- Given exercise: State the number of lines where "contenter" appears. Add nothing else.

(Saved entries)
%%

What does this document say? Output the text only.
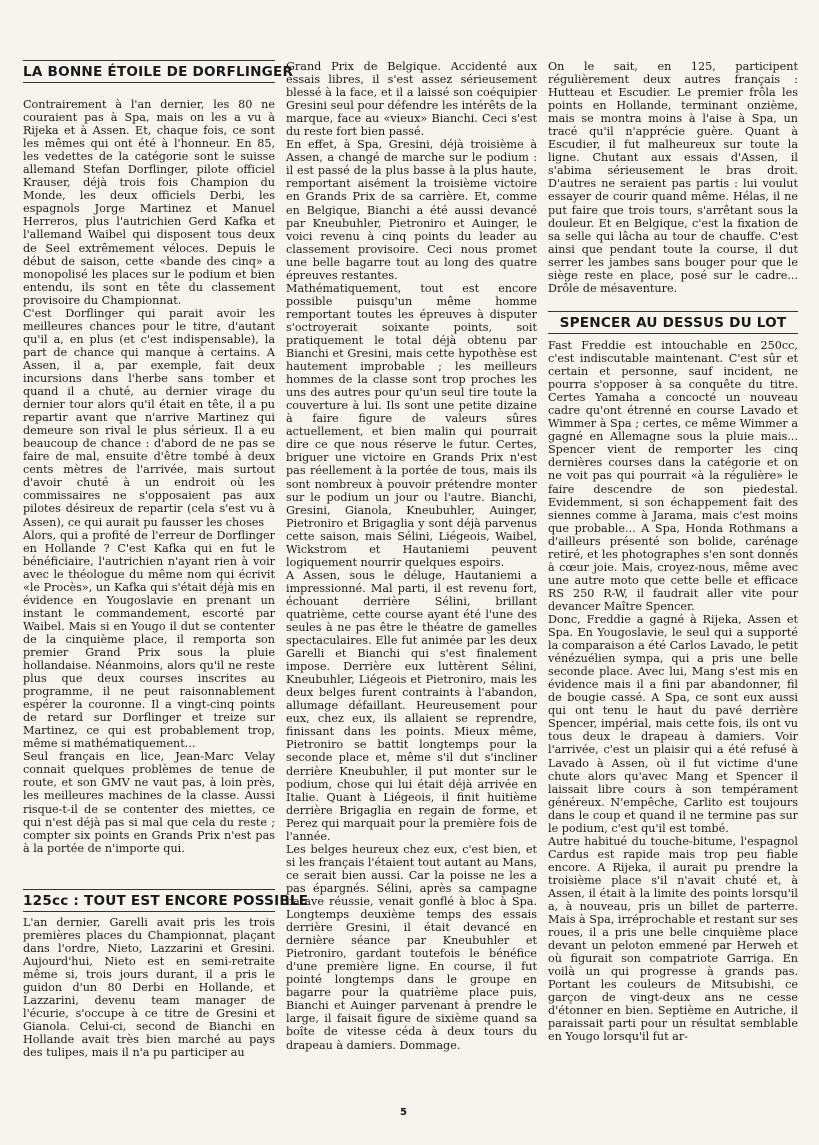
LA BONNE ÉTOILE DE DORFLINGER

Contrairement à l'an dernier, les 80 ne couraient pas à Spa, mais on les a vu à Rijeka et à Assen. Et, chaque fois, ce sont les mêmes qui ont été à l'honneur. En 85, les vedettes de la catégorie sont le suisse allemand Stefan Dorflinger, pilote officiel Krauser, déjà trois fois Champion du Monde, les deux officiels Derbi, les espagnols Jorge Martinez et Manuel Herreros, plus l'autrichien Gerd Kafka et l'allemand Waibel qui disposent tous deux de Seel extrêmement véloces. Depuis le début de saison, cette «bande des cinq» a monopolisé les places sur le podium et bien entendu, ils sont en tête du classement provisoire du Championnat.

C'est Dorflinger qui parait avoir les meilleures chances pour le titre, d'autant qu'il a, en plus (et c'est indispensable), la part de chance qui manque à certains. A Assen, il a, par exemple, fait deux incursions dans l'herbe sans tomber et quand il a chuté, au dernier virage du dernier tour alors qu'il était en tête, il a pu repartir avant que n'arrive Martinez qui demeure son rival le plus sérieux. Il a eu beaucoup de chance : d'abord de ne pas se faire de mal, ensuite d'être tombé à deux cents mètres de l'arrivée, mais surtout d'avoir chuté à un endroit où les commissaires ne s'opposaient pas aux pilotes désireux de repartir (cela s'est vu à Assen), ce qui aurait pu fausser les choses

Alors, qui a profité de l'erreur de Dorflinger en Hollande ? C'est Kafka qui en fut le bénéficiaire, l'autrichien n'ayant rien à voir avec le théologue du même nom qui écrivit «le Procès», un Kafka qui s'était déjà mis en évidence en Yougoslavie en prenant un instant le commandement, escorté par Waibel. Mais si en Yougo il dut se contenter de la cinquième place, il remporta son premier Grand Prix sous la pluie hollandaise. Néanmoins, alors qu'il ne reste plus que deux courses inscrites au programme, il ne peut raisonnablement espérer la couronne. Il a vingt-cinq points de retard sur Dorflinger et treize sur Martinez, ce qui est probablement trop, même si mathématiquement...

Seul français en lice, Jean-Marc Velay connait quelques problèmes de tenue de route, et son GMV ne vaut pas, à loin près, les meilleures machines de la classe. Aussi risque-t-il de se contenter des miettes, ce qui n'est déjà pas si mal que cela du reste ; compter six points en Grands Prix n'est pas à la portée de n'importe qui.

125cc : TOUT EST ENCORE POSSIBLE

L'an dernier, Garelli avait pris les trois premières places du Championnat, plaçant dans l'ordre, Nieto, Lazzarini et Gresini. Aujourd'hui, Nieto est en semi-retraite même si, trois jours durant, il a pris le guidon d'un 80 Derbi en Hollande, et Lazzarini, devenu team manager de l'écurie, s'occupe à ce titre de Gresini et Gianola. Celui-ci, second de Bianchi en Hollande avait très bien marché au pays des tulipes, mais il n'a pu participer au

Grand Prix de Belgique. Accidenté aux essais libres, il s'est assez sérieusement blessé à la face, et il a laissé son coéquipier Gresini seul pour défendre les intérêts de la marque, face au «vieux» Bianchi. Ceci s'est du reste fort bien passé.

En effet, à Spa, Gresini, déjà troisième à Assen, a changé de marche sur le podium : il est passé de la plus basse à la plus haute, remportant aisément la troisième victoire en Grands Prix de sa carrière. Et, comme en Belgique, Bianchi a été aussi devancé par Kneubuhler, Pietroniro et Auinger, le voici revenu à cinq points du leader au classement provisoire. Ceci nous promet une belle bagarre tout au long des quatre épreuves restantes.

Mathématiquement, tout est encore possible puisqu'un même homme remportant toutes les épreuves à disputer s'octroyerait soixante points, soit pratiquement le total déjà obtenu par Bianchi et Gresini, mais cette hypothèse est hautement improbable ; les meilleurs hommes de la classe sont trop proches les uns des autres pour qu'un seul tire toute la couverture à lui. Ils sont une petite dizaine à faire figure de valeurs sûres actuellement, et bien malin qui pourrait dire ce que nous réserve le futur. Certes, briguer une victoire en Grands Prix n'est pas réellement à la portée de tous, mais ils sont nombreux à pouvoir prétendre monter sur le podium un jour ou l'autre. Bianchi, Gresini, Gianola, Kneubuhler, Auinger, Pietroniro et Brigaglia y sont déjà parvenus cette saison, mais Sélini, Liégeois, Waibel, Wickstrom et Hautaniemi peuvent logiquement nourrir quelques espoirs.

A Assen, sous le déluge, Hautaniemi a impressionné. Mal parti, il est revenu fort, échouant derrière Sélini, brillant quatrième, cette course ayant été l'une des seules à ne pas être le théatre de gamelles spectaculaires. Elle fut animée par les deux Garelli et Bianchi qui s'est finalement impose. Derrière eux luttèrent Sélini, Kneubuhler, Liégeois et Pietroniro, mais les deux belges furent contraints à l'abandon, allumage défaillant. Heureusement pour eux, chez eux, ils allaient se reprendre, finissant dans les points. Mieux même, Pietroniro se battit longtemps pour la seconde place et, même s'il dut s'incliner derrière Kneubuhler, il put monter sur le podium, chose qui lui était déjà arrivée en Italie. Quant à Liégeois, il finit huitième derrière Brigaglia en regain de forme, et Perez qui marquait pour la première fois de l'année.

Les belges heureux chez eux, c'est bien, et si les français l'étaient tout autant au Mans, ce serait bien aussi. Car la poisse ne les a pas épargnés. Sélini, après sa campagne batave réussie, venait gonflé à bloc à Spa. Longtemps deuxième temps des essais derrière Gresini, il était devancé en dernière séance par Kneubuhler et Pietroniro, gardant toutefois le bénéfice d'une première ligne. En course, il fut pointé longtemps dans le groupe en bagarre pour la quatrième place puis, Bianchi et Auinger parvenant à prendre le large, il faisait figure de sixième quand sa boîte de vitesse céda à deux tours du drapeau à damiers. Dommage.

On le sait, en 125, participent régulièrement deux autres français : Hutteau et Escudier. Le premier frôla les points en Hollande, terminant onzième, mais se montra moins à l'aise à Spa, un tracé qu'il n'apprécie guère. Quant à Escudier, il fut malheureux sur toute la ligne. Chutant aux essais d'Assen, il s'abima sérieusement le bras droit. D'autres ne seraient pas partis : lui voulut essayer de courir quand même. Hélas, il ne put faire que trois tours, s'arrêtant sous la douleur. Et en Belgique, c'est la fixation de sa selle qui lâcha au tour de chauffe. C'est ainsi que pendant toute la course, il dut serrer les jambes sans bouger pour que le siège reste en place, posé sur le cadre... Drôle de mésaventure.

SPENCER AU DESSUS DU LOT

Fast Freddie est intouchable en 250cc, c'est indiscutable maintenant. C'est sûr et certain et personne, sauf incident, ne pourra s'opposer à sa conquête du titre. Certes Yamaha a concocté un nouveau cadre qu'ont étrenné en course Lavado et Wimmer à Spa ; certes, ce même Wimmer a gagné en Allemagne sous la pluie mais... Spencer vient de remporter les cinq dernières courses dans la catégorie et on ne voit pas qui pourrait «à la régulière» le faire descendre de son piedestal. Evidemment, si son échappement fait des siennes comme à Jarama, mais c'est moins que probable... A Spa, Honda Rothmans a d'ailleurs présenté son bolide, carénage retiré, et les photographes s'en sont donnés à cœur joie. Mais, croyez-nous, même avec une autre moto que cette belle et efficace RS 250 R-W, il faudrait aller vite pour devancer Maître Spencer.

Donc, Freddie a gagné à Rijeka, Assen et Spa. En Yougoslavie, le seul qui a supporté la comparaison a été Carlos Lavado, le petit vénézuélien sympa, qui a pris une belle seconde place. Avec lui, Mang s'est mis en évidence mais il a fini par abandonner, fil de bougie cassé. A Spa, ce sont eux aussi qui ont tenu le haut du pavé derrière Spencer, impérial, mais cette fois, ils ont vu tous deux le drapeau à damiers. Voir l'arrivée, c'est un plaisir qui a été refusé à Lavado à Assen, où il fut victime d'une chute alors qu'avec Mang et Spencer il laissait libre cours à son tempérament généreux. N'empêche, Carlito est toujours dans le coup et quand il ne termine pas sur le podium, c'est qu'il est tombé.

Autre habitué du touche-bitume, l'espagnol Cardus est rapide mais trop peu fiable encore. A Rijeka, il aurait pu prendre la troisième place s'il n'avait chuté et, à Assen, il était à la limite des points lorsqu'il a, à nouveau, pris un billet de parterre. Mais à Spa, irréprochable et restant sur ses roues, il a pris une belle cinquième place devant un peloton emmené par Herweh et où figurait son compatriote Garriga. En voilà un qui progresse à grands pas. Portant les couleurs de Mitsubishi, ce garçon de vingt-deux ans ne cesse d'étonner en bien. Septième en Autriche, il paraissait parti pour un résultat semblable en Yougo lorsqu'il fut ar-

5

%%

- Worked solution: 2